Each entry below must be repeated word for word.

++++++++++

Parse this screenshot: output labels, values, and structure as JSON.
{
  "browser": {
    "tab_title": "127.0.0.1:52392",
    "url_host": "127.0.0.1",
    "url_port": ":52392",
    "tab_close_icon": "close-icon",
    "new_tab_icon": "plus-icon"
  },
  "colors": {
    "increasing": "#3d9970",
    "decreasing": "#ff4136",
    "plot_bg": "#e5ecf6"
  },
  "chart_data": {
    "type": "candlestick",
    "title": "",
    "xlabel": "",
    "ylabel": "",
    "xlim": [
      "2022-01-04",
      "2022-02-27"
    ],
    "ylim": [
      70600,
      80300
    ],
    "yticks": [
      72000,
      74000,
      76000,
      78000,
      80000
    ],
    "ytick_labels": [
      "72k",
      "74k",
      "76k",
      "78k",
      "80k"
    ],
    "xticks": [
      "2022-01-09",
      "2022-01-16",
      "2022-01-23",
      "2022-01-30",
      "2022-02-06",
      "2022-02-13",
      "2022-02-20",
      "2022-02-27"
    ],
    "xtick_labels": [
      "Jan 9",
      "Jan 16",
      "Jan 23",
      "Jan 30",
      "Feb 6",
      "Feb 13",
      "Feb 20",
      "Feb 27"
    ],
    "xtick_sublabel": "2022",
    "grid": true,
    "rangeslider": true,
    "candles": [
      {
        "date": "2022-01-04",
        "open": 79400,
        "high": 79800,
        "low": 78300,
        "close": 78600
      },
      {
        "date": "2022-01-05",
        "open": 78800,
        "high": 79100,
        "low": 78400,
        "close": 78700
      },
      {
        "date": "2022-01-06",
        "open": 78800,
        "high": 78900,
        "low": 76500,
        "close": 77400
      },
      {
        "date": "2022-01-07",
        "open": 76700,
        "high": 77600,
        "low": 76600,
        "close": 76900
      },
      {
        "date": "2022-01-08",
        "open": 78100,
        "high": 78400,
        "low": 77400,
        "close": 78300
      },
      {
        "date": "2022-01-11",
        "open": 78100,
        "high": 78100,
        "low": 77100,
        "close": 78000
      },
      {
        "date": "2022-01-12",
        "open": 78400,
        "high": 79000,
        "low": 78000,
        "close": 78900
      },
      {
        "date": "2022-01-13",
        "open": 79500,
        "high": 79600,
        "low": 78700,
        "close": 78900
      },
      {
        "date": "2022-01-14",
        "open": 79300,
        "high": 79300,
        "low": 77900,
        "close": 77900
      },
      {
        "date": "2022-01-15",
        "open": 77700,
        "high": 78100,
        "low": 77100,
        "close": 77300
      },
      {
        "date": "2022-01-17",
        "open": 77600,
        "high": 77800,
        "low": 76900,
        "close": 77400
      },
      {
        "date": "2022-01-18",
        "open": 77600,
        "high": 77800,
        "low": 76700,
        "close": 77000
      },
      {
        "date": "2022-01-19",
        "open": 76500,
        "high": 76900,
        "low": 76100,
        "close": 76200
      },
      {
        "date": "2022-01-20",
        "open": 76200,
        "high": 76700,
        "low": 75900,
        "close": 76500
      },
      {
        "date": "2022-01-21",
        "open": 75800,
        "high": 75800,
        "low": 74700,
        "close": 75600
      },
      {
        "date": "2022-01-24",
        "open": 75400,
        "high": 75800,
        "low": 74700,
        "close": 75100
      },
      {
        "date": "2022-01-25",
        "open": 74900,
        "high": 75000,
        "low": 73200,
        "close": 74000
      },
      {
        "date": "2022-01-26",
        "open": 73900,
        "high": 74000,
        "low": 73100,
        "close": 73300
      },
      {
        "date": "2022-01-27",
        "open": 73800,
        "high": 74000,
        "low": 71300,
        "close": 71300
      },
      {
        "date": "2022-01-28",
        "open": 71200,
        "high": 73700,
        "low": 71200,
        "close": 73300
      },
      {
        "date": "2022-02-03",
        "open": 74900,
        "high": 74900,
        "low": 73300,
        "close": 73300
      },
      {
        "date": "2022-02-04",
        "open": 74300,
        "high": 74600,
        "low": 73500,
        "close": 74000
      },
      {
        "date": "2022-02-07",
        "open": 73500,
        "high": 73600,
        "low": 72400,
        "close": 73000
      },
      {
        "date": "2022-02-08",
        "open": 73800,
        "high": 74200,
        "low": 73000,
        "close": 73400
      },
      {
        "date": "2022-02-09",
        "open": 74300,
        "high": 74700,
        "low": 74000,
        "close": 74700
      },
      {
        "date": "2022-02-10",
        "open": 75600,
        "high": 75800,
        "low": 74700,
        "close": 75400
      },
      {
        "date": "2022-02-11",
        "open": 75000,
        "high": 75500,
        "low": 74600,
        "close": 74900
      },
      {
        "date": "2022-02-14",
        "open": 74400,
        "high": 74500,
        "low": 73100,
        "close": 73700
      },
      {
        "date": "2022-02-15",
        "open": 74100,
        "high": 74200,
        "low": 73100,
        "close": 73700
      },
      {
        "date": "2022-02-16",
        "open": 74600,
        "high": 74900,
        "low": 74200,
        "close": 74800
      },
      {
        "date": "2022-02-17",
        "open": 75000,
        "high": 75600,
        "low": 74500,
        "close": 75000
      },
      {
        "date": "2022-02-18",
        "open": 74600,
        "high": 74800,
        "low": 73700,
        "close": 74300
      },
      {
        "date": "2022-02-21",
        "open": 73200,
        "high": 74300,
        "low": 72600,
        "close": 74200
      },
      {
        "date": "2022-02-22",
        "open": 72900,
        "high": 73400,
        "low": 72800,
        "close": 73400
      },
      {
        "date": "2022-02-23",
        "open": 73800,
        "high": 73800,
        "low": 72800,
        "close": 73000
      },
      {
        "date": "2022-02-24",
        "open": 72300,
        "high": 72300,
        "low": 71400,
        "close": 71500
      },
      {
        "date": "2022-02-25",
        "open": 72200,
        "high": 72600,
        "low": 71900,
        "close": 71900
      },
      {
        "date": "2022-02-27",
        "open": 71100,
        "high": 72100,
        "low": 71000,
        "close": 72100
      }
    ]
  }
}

++++++++++

# Answer for this exercise:
Parse this screenshot: output labels, values, and structure as JSON.
{
  "browser": {
    "tab_title": "127.0.0.1:52392",
    "url_host": "127.0.0.1",
    "url_port": ":52392",
    "tab_close_icon": "close-icon",
    "new_tab_icon": "plus-icon"
  },
  "colors": {
    "increasing": "#3d9970",
    "decreasing": "#ff4136",
    "plot_bg": "#e5ecf6"
  },
  "chart_data": {
    "type": "candlestick",
    "title": "",
    "xlabel": "",
    "ylabel": "",
    "xlim": [
      "2022-01-04",
      "2022-02-27"
    ],
    "ylim": [
      70600,
      80300
    ],
    "yticks": [
      72000,
      74000,
      76000,
      78000,
      80000
    ],
    "ytick_labels": [
      "72k",
      "74k",
      "76k",
      "78k",
      "80k"
    ],
    "xticks": [
      "2022-01-09",
      "2022-01-16",
      "2022-01-23",
      "2022-01-30",
      "2022-02-06",
      "2022-02-13",
      "2022-02-20",
      "2022-02-27"
    ],
    "xtick_labels": [
      "Jan 9",
      "Jan 16",
      "Jan 23",
      "Jan 30",
      "Feb 6",
      "Feb 13",
      "Feb 20",
      "Feb 27"
    ],
    "xtick_sublabel": "2022",
    "grid": true,
    "rangeslider": true,
    "candles": [
      {
        "date": "2022-01-04",
        "open": 79400,
        "high": 79800,
        "low": 78300,
        "close": 78600
      },
      {
        "date": "2022-01-05",
        "open": 78800,
        "high": 79100,
        "low": 78400,
        "close": 78700
      },
      {
        "date": "2022-01-06",
        "open": 78800,
        "high": 78900,
        "low": 76500,
        "close": 77400
      },
      {
        "date": "2022-01-07",
        "open": 76700,
        "high": 77600,
        "low": 76600,
        "close": 76900
      },
      {
        "date": "2022-01-08",
        "open": 78100,
        "high": 78400,
        "low": 77400,
        "close": 78300
      },
      {
        "date": "2022-01-11",
        "open": 78100,
        "high": 78100,
        "low": 77100,
        "close": 78000
      },
      {
        "date": "2022-01-12",
        "open": 78400,
        "high": 79000,
        "low": 78000,
        "close": 78900
      },
      {
        "date": "2022-01-13",
        "open": 79500,
        "high": 79600,
        "low": 78700,
        "close": 78900
      },
      {
        "date": "2022-01-14",
        "open": 79300,
        "high": 79300,
        "low": 77900,
        "close": 77900
      },
      {
        "date": "2022-01-15",
        "open": 77700,
        "high": 78100,
        "low": 77100,
        "close": 77300
      },
      {
        "date": "2022-01-17",
        "open": 77600,
        "high": 77800,
        "low": 76900,
        "close": 77400
      },
      {
        "date": "2022-01-18",
        "open": 77600,
        "high": 77800,
        "low": 76700,
        "close": 77000
      },
      {
        "date": "2022-01-19",
        "open": 76500,
        "high": 76900,
        "low": 76100,
        "close": 76200
      },
      {
        "date": "2022-01-20",
        "open": 76200,
        "high": 76700,
        "low": 75900,
        "close": 76500
      },
      {
        "date": "2022-01-21",
        "open": 75800,
        "high": 75800,
        "low": 74700,
        "close": 75600
      },
      {
        "date": "2022-01-24",
        "open": 75400,
        "high": 75800,
        "low": 74700,
        "close": 75100
      },
      {
        "date": "2022-01-25",
        "open": 74900,
        "high": 75000,
        "low": 73200,
        "close": 74000
      },
      {
        "date": "2022-01-26",
        "open": 73900,
        "high": 74000,
        "low": 73100,
        "close": 73300
      },
      {
        "date": "2022-01-27",
        "open": 73800,
        "high": 74000,
        "low": 71300,
        "close": 71300
      },
      {
        "date": "2022-01-28",
        "open": 71200,
        "high": 73700,
        "low": 71200,
        "close": 73300
      },
      {
        "date": "2022-02-03",
        "open": 74900,
        "high": 74900,
        "low": 73300,
        "close": 73300
      },
      {
        "date": "2022-02-04",
        "open": 74300,
        "high": 74600,
        "low": 73500,
        "close": 74000
      },
      {
        "date": "2022-02-07",
        "open": 73500,
        "high": 73600,
        "low": 72400,
        "close": 73000
      },
      {
        "date": "2022-02-08",
        "open": 73800,
        "high": 74200,
        "low": 73000,
        "close": 73400
      },
      {
        "date": "2022-02-09",
        "open": 74300,
        "high": 74700,
        "low": 74000,
        "close": 74700
      },
      {
        "date": "2022-02-10",
        "open": 75600,
        "high": 75800,
        "low": 74700,
        "close": 75400
      },
      {
        "date": "2022-02-11",
        "open": 75000,
        "high": 75500,
        "low": 74600,
        "close": 74900
      },
      {
        "date": "2022-02-14",
        "open": 74400,
        "high": 74500,
        "low": 73100,
        "close": 73700
      },
      {
        "date": "2022-02-15",
        "open": 74100,
        "high": 74200,
        "low": 73100,
        "close": 73700
      },
      {
        "date": "2022-02-16",
        "open": 74600,
        "high": 74900,
        "low": 74200,
        "close": 74800
      },
      {
        "date": "2022-02-17",
        "open": 75000,
        "high": 75600,
        "low": 74500,
        "close": 75000
      },
      {
        "date": "2022-02-18",
        "open": 74600,
        "high": 74800,
        "low": 73700,
        "close": 74300
      },
      {
        "date": "2022-02-21",
        "open": 73200,
        "high": 74300,
        "low": 72600,
        "close": 74200
      },
      {
        "date": "2022-02-22",
        "open": 72900,
        "high": 73400,
        "low": 72800,
        "close": 73400
      },
      {
        "date": "2022-02-23",
        "open": 73800,
        "high": 73800,
        "low": 72800,
        "close": 73000
      },
      {
        "date": "2022-02-24",
        "open": 72300,
        "high": 72300,
        "low": 71400,
        "close": 71500
      },
      {
        "date": "2022-02-25",
        "open": 72200,
        "high": 72600,
        "low": 71900,
        "close": 71900
      },
      {
        "date": "2022-02-27",
        "open": 71100,
        "high": 72100,
        "low": 71000,
        "close": 72100
      }
    ]
  }
}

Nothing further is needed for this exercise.